### Required work
Give the material again in full, matching it exactly.

— Start Dataset —

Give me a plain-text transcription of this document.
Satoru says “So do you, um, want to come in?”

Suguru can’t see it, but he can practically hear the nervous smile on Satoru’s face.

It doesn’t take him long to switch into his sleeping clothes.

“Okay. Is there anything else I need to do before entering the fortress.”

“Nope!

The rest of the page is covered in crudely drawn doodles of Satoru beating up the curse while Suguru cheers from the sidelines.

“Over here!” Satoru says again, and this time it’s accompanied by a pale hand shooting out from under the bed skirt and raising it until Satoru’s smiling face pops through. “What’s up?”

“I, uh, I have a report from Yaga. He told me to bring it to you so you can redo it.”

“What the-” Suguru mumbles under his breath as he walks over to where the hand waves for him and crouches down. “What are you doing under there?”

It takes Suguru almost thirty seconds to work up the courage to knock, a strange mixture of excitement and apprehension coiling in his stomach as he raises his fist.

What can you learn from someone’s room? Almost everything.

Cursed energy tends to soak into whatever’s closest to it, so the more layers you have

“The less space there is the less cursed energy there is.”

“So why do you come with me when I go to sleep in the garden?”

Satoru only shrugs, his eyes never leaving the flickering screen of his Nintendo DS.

— End Dataset —

### Task result
Give me a plain-text transcription of this document.
Satoru says “So do you, um, want to come in?”

Suguru can’t see it, but he can practically hear the nervous smile on Satoru’s face.

It doesn’t take him long to switch into his sleeping clothes.

“Okay. Is there anything else I need to do before entering the fortress.”

“Nope!

The rest of the page is covered in crudely drawn doodles of Satoru beating up the curse while Suguru cheers from the sidelines.

“Over here!” Satoru says again, and this time it’s accompanied by a pale hand shooting out from under the bed skirt and raising it until Satoru’s smiling face pops through. “What’s up?”

“I, uh, I have a report from Yaga. He told me to bring it to you so you can redo it.”

“What the-” Suguru mumbles under his breath as he walks over to where the hand waves for him and crouches down. “What are you doing under there?”

It takes Suguru almost thirty seconds to work up the courage to knock, a strange mixture of excitement and apprehension coiling in his stomach as he raises his fist.

What can you learn from someone’s room? Almost everything.

Cursed energy tends to soak into whatever’s closest to it, so the more layers you have

“The less space there is the less cursed energy there is.”

“So why do you come with me when I go to sleep in the garden?”

Satoru only shrugs, his eyes never leaving the flickering screen of his Nintendo DS.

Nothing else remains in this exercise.